## Start PAGE EXTRACT
2.4. Game Predictions

In the following stylized game-theoretical analysis, we assume that players have self-centered preferences and are risk-neutral. From the individual perspective, if the fellow players of a player’s own generation do not contribute, it is the best response for each player i to exert no effort either. Hence, mutual non-contribution constitutes a Nash-equilibrium. In addition, for sufficiently high values of p, each combination of players’ contributions that reaches exactly the threshold T constitutes a Nash-equilibrium as well. Considering that the contribution threshold T constitutes a focal point together with a “fair-share” contribution norm, one could expect an individual contribution of T/n. For any player i in any generation Gt, to prevent the termination of the game, contributions to the short-term pool are less costly but equally effective as efforts made toward the long-term pool. Hence, from the individual perspective, long-term contributions are dominated by short-term contributions. In other words, there are no monetary incentives to contribute to the long-term pool.
The intra-generational social optimum is as follows: From the perspective of generation Gt, the welfare is maximized if all players fully contribute to the short-term pool as σ > λ > 1.
The inter-generational social optimum is as follows: Given that generation Gt faces a subsequent generation Gt+1, investing T tokens to the long-term pool and contributing the remainder to the short-term pool is efficient if the cost of contributing to the long-term pool compared to the short-term pool T(λ − σ) is smaller than the loss in endowment nz for players of the subsequent generation Gt+1. Thus, from the inter-generational perspective, welfare is maximized if T(λ − σ) < nz.
## End PAGE EXTRACT
--- REQUEST 1 ---
From the game predictions passage, list every outcome it identifies as either a Nash equilibrium or a social optimum.
--- REQUEST 2 ---
Please carry on the game predictions passage, picking up after its final sentence.
## Start DATA SEGMENT
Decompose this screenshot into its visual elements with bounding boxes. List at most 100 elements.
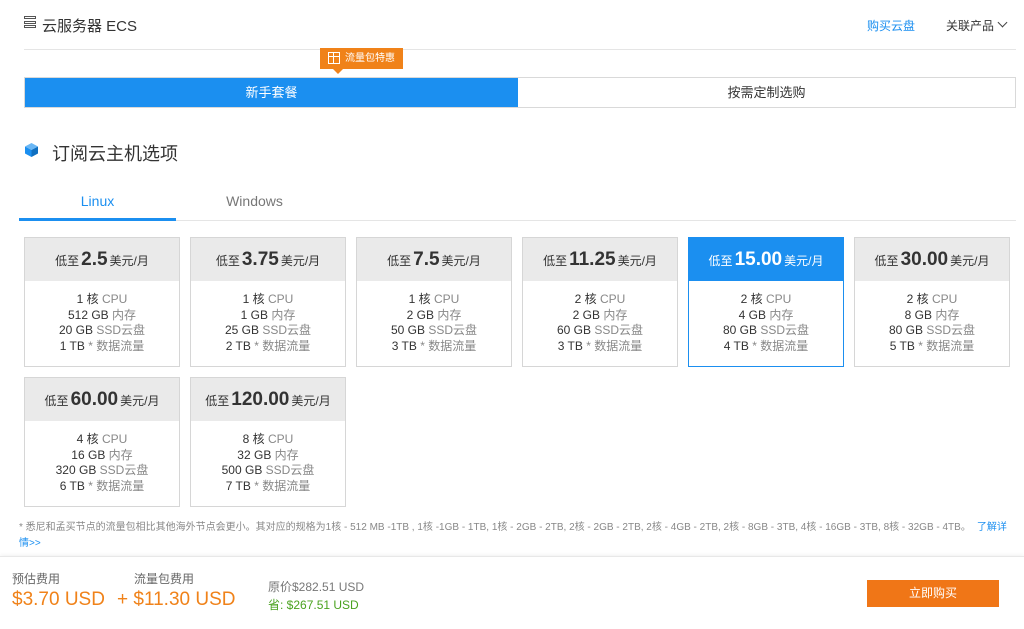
## End DATA SEGMENT
--- EXERCISE RESPONSE 1 ---
- Mutual non-contribution (Nash equilibrium)
- For sufficiently high values of p, any combination of players' contributions that reaches exactly the threshold T (Nash equilibrium)
- All players fully contributing to the short-term pool (intra-generational social optimum)
- Investing T tokens in the long-term pool and contributing the remainder to the short-term pool, when T(λ − σ) < nz (inter-generational social optimum)

--- EXERCISE RESPONSE 2 ---
In summary, from the own generation’s perspective, short-term contributions are optimal, but individuals have free-riding incentives. Additionally, from the perspective of all individuals, irrespective of the generation they belong to, long-term contributions at the level of T are optimal but are (more) costly for the contributing generation. Taking the simultaneous intra- and inter-generational conflicts together, the game constitutes a multi-level conflict of climate change mitigation.

2.5. Game Parameters

In our experimental game (for details, see below), there are m = 3 generations, each with n = 3 players. The game is played for a single (one-shot) contribution round in each group (although it could also be adapted as a repeated game). The endowment for each player amounts to e = 30; the contribution threshold equals to T = 45 (hence, a fair-share contribution would be 45/3 = 15 per player). The probability of losing all resources if the contributions fall short of the threshold amounts to p = 0.8. The productivity factor of the short-term pool is set to σ = 0.6, and the productivity factor of the long-term pool is set to λ = 0.4.1 These parameters imply that z must be at least 3 in order to render contributions to the long-term pool at the level of T the optimal choice from the inter-generational perspective. We therefore set z = 5.

3. Related Literature

3.1. Conflict Structure of Climate Change Mitigation

Several games have been introduced to model the conflict of climate change adaptation and mitigation, for an overview, see [20]. The collective-risk social dilemma [10] models the intra-generational conflict of climate change mitigation. In this game, players are allocated to groups, and each player receives an endowment. They must independently decide whether to contribute (0 €, 2 €, or 4 €) to a climate fund. Only if players’ joint contributions reach a predefined contribution threshold T will they be paid their non-contributed endowment. If, however, contributions fall short of the threshold, they will lose their non-contributed endowment with a certain probability p.2 Milinski et al. [10] find that contributions to climate change mitigation increase with the probability of losing resources (probability of losing resources was either p = 0.1, p = 0.5, or p = 0.9) if the threshold contribution level is not reached. A follow-up study shows that under endowment asymmetry, the contributions are proportional to the player’s endowment [21]. However, when endowment asymmetry is combined with a greater risk of losing for the “poor” players, overall contributions decrease [22]. Communication may increase the prospects of reaching the contribution threshold under endowment uncertainty because “rich” players can signal the willingness of higher contributions early on [11].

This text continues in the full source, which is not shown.